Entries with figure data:
- - - - -

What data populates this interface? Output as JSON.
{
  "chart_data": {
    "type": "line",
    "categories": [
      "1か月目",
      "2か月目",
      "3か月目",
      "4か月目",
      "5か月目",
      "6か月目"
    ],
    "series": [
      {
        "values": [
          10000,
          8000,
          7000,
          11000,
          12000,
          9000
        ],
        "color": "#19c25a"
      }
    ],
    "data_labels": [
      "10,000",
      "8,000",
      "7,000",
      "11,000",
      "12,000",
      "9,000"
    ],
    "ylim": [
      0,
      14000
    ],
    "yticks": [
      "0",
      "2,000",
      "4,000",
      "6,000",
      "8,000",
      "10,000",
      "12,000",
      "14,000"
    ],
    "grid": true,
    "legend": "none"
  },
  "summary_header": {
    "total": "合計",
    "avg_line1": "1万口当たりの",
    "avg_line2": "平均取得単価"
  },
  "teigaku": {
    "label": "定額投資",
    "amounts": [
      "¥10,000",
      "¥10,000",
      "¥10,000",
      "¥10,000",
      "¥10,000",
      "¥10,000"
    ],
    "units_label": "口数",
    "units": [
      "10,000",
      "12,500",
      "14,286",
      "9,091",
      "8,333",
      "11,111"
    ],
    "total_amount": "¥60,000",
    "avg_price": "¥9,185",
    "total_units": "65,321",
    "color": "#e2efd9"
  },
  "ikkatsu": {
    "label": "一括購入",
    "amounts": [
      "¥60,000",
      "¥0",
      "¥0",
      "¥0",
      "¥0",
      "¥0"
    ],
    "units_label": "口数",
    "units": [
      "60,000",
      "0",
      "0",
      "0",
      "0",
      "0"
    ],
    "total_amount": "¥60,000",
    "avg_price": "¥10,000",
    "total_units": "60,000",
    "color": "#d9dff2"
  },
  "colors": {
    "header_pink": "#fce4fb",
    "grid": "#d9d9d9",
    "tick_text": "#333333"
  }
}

- - - - -

◆ **BRIEF**
Above are some records; repeat all of them exactly.

◆ **COMPLETED EXERCISE**
What data populates this interface? Output as JSON.
{
  "chart_data": {
    "type": "line",
    "categories": [
      "1か月目",
      "2か月目",
      "3か月目",
      "4か月目",
      "5か月目",
      "6か月目"
    ],
    "series": [
      {
        "values": [
          10000,
          8000,
          7000,
          11000,
          12000,
          9000
        ],
        "color": "#19c25a"
      }
    ],
    "data_labels": [
      "10,000",
      "8,000",
      "7,000",
      "11,000",
      "12,000",
      "9,000"
    ],
    "ylim": [
      0,
      14000
    ],
    "yticks": [
      "0",
      "2,000",
      "4,000",
      "6,000",
      "8,000",
      "10,000",
      "12,000",
      "14,000"
    ],
    "grid": true,
    "legend": "none"
  },
  "summary_header": {
    "total": "合計",
    "avg_line1": "1万口当たりの",
    "avg_line2": "平均取得単価"
  },
  "teigaku": {
    "label": "定額投資",
    "amounts": [
      "¥10,000",
      "¥10,000",
      "¥10,000",
      "¥10,000",
      "¥10,000",
      "¥10,000"
    ],
    "units_label": "口数",
    "units": [
      "10,000",
      "12,500",
      "14,286",
      "9,091",
      "8,333",
      "11,111"
    ],
    "total_amount": "¥60,000",
    "avg_price": "¥9,185",
    "total_units": "65,321",
    "color": "#e2efd9"
  },
  "ikkatsu": {
    "label": "一括購入",
    "amounts": [
      "¥60,000",
      "¥0",
      "¥0",
      "¥0",
      "¥0",
      "¥0"
    ],
    "units_label": "口数",
    "units": [
      "60,000",
      "0",
      "0",
      "0",
      "0",
      "0"
    ],
    "total_amount": "¥60,000",
    "avg_price": "¥10,000",
    "total_units": "60,000",
    "color": "#d9dff2"
  },
  "colors": {
    "header_pink": "#fce4fb",
    "grid": "#d9d9d9",
    "tick_text": "#333333"
  }
}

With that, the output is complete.